WHAT YOU WILL DO: Quote every line below exactly as it reads.
= = = = =
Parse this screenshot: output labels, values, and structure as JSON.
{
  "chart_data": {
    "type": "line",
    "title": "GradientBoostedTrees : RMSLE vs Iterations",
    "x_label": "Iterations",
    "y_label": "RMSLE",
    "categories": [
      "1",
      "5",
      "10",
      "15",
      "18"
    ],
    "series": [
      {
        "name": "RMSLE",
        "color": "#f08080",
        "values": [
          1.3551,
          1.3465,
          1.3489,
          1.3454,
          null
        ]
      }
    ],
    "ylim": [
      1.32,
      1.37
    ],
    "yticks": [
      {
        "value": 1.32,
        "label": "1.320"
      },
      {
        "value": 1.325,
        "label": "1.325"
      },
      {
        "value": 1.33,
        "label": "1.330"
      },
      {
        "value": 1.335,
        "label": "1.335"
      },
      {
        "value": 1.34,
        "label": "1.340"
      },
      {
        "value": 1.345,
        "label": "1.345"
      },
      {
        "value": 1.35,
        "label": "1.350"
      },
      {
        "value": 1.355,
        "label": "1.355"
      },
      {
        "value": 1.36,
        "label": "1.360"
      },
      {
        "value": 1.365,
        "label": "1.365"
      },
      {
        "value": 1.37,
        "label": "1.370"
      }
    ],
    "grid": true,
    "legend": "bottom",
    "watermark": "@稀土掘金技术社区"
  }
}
= = = = =
OUTPUT:
Parse this screenshot: output labels, values, and structure as JSON.
{
  "chart_data": {
    "type": "line",
    "title": "GradientBoostedTrees : RMSLE vs Iterations",
    "x_label": "Iterations",
    "y_label": "RMSLE",
    "categories": [
      "1",
      "5",
      "10",
      "15",
      "18"
    ],
    "series": [
      {
        "name": "RMSLE",
        "color": "#f08080",
        "values": [
          1.3551,
          1.3465,
          1.3489,
          1.3454,
          null
        ]
      }
    ],
    "ylim": [
      1.32,
      1.37
    ],
    "yticks": [
      {
        "value": 1.32,
        "label": "1.320"
      },
      {
        "value": 1.325,
        "label": "1.325"
      },
      {
        "value": 1.33,
        "label": "1.330"
      },
      {
        "value": 1.335,
        "label": "1.335"
      },
      {
        "value": 1.34,
        "label": "1.340"
      },
      {
        "value": 1.345,
        "label": "1.345"
      },
      {
        "value": 1.35,
        "label": "1.350"
      },
      {
        "value": 1.355,
        "label": "1.355"
      },
      {
        "value": 1.36,
        "label": "1.360"
      },
      {
        "value": 1.365,
        "label": "1.365"
      },
      {
        "value": 1.37,
        "label": "1.370"
      }
    ],
    "grid": true,
    "legend": "bottom",
    "watermark": "@稀土掘金技术社区"
  }
}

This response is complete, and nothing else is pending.